## start Record extracts
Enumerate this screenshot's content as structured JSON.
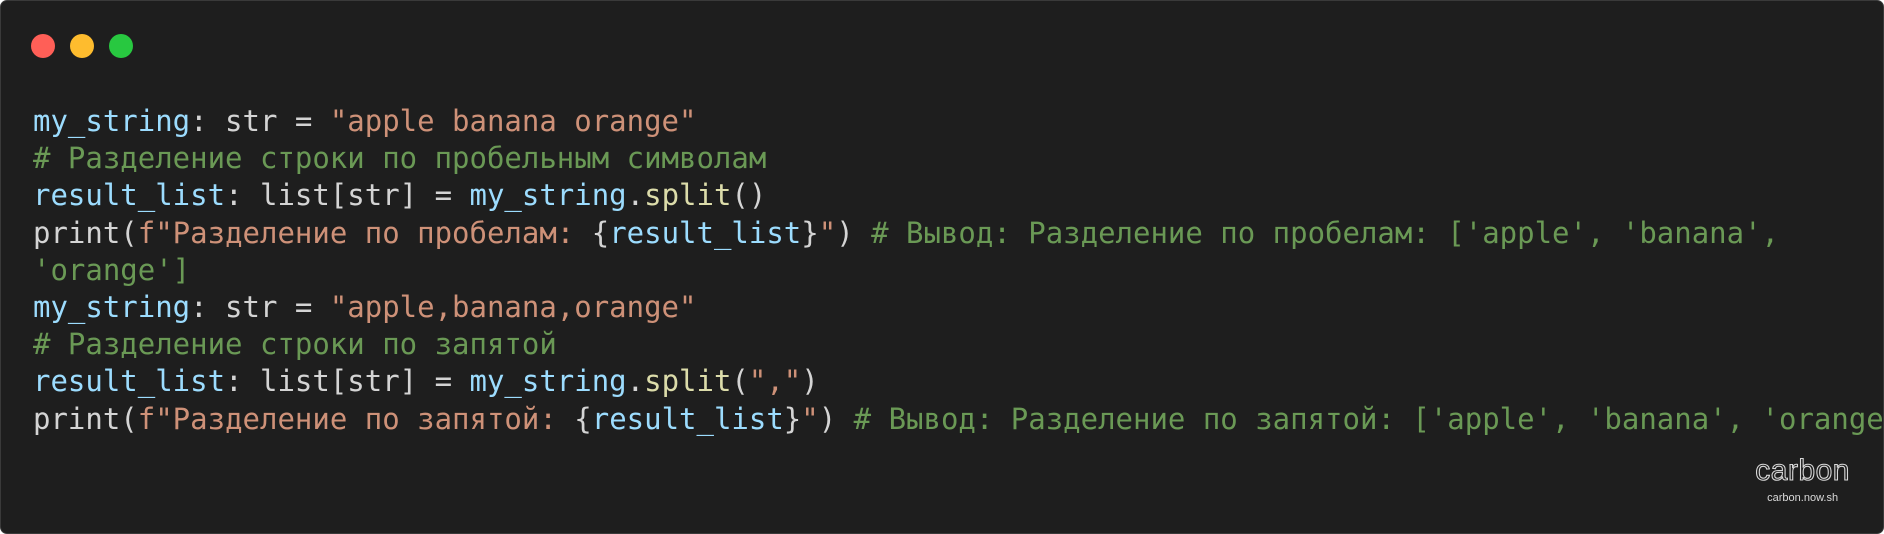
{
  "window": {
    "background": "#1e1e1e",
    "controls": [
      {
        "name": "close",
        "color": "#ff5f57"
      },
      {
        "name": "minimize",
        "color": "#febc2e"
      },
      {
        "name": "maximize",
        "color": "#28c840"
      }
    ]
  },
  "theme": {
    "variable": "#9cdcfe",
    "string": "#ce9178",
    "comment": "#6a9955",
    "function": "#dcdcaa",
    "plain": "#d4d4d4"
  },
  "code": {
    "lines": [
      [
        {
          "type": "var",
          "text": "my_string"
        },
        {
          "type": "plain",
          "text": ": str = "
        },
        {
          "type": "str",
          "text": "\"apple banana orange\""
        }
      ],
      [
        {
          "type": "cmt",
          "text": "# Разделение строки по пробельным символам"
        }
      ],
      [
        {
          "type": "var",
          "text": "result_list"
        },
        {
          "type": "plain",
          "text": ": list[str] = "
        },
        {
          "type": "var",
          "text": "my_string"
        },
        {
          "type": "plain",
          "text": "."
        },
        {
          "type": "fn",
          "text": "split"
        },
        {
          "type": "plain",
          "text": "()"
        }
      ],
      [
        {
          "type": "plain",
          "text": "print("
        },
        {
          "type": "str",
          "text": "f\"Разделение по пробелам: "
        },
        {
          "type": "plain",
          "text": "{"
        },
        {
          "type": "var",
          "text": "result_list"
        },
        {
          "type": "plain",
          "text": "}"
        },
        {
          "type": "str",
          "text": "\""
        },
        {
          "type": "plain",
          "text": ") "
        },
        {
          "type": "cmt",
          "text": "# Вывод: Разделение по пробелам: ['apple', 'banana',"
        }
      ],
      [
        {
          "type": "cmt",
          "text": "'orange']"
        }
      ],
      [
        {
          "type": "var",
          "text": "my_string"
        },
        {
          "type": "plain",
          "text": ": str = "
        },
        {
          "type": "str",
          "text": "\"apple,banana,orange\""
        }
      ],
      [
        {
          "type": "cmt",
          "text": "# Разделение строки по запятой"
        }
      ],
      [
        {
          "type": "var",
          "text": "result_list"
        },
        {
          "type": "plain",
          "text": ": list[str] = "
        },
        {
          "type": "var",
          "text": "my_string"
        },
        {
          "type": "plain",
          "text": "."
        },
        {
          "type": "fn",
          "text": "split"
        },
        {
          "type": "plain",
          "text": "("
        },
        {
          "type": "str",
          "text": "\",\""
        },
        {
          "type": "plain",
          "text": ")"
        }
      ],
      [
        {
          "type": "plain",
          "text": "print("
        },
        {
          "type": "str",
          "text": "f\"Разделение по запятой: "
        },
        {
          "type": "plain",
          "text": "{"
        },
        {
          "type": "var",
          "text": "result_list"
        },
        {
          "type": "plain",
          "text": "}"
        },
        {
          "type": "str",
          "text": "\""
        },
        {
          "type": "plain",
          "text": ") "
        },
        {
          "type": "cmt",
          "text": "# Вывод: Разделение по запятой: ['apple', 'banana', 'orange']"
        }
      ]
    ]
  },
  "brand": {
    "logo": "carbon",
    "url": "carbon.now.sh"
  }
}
## end Record extracts
Your objective: Write down every line of the data above that includes the string "orange".

Output below:
          "text": "\"apple banana orange\""
          "text": "'orange']"
          "text": "\"apple,banana,orange\""
          "text": "# Вывод: Разделение по запятой: ['apple', 'banana', 'orange']"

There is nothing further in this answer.